# Your objective:
Note each line where "JSON" appears, and copy it.

# Data excerpts:
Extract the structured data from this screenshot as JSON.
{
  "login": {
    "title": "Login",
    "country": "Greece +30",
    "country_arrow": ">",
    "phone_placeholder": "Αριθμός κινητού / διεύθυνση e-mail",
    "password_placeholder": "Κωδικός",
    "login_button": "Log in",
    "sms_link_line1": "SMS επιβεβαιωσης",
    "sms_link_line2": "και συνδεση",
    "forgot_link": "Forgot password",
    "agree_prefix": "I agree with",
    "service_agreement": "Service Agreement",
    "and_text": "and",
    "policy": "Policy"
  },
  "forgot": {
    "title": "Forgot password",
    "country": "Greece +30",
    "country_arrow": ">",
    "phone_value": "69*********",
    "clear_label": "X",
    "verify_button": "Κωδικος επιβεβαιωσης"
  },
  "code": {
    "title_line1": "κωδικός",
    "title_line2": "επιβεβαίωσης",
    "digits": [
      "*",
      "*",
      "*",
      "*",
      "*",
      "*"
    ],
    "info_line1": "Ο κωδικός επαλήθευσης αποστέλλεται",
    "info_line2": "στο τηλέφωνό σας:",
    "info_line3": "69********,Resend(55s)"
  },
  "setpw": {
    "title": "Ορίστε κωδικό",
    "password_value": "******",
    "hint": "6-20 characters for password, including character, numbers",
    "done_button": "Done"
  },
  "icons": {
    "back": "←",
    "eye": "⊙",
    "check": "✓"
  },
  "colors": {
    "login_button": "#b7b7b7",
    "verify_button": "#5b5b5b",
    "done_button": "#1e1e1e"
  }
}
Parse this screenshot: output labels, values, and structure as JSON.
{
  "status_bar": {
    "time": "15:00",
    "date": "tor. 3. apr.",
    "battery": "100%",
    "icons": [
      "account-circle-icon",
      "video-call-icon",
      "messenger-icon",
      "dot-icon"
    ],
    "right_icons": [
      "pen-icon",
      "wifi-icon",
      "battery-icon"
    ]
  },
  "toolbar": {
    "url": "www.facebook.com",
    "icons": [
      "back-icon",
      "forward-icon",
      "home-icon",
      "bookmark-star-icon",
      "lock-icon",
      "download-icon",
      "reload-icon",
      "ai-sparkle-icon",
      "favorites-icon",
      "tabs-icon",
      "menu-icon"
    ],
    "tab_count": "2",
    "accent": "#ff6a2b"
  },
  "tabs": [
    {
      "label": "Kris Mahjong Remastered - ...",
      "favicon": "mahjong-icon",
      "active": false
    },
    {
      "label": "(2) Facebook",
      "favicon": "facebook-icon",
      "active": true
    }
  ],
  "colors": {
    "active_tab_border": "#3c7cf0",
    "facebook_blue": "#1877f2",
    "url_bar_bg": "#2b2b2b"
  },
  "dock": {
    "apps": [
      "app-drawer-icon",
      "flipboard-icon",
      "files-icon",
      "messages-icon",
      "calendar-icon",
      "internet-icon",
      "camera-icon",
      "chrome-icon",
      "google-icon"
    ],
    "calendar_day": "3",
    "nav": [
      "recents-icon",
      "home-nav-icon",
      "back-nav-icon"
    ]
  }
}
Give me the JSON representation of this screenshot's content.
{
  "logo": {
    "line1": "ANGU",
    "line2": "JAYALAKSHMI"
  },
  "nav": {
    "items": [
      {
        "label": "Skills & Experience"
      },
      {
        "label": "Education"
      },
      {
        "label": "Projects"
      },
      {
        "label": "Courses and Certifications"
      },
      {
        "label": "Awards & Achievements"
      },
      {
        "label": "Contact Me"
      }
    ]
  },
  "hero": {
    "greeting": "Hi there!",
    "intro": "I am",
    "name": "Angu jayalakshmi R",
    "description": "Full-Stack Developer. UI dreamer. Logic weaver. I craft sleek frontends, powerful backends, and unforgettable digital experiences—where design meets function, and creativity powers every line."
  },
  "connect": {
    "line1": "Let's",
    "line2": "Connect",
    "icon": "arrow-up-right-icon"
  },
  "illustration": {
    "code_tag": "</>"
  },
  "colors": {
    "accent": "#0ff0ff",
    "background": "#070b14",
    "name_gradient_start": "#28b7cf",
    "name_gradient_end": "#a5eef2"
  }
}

# Output for this exercise:
Extract the structured data from this screenshot as JSON.
Parse this screenshot: output labels, values, and structure as JSON.
Give me the JSON representation of this screenshot's content.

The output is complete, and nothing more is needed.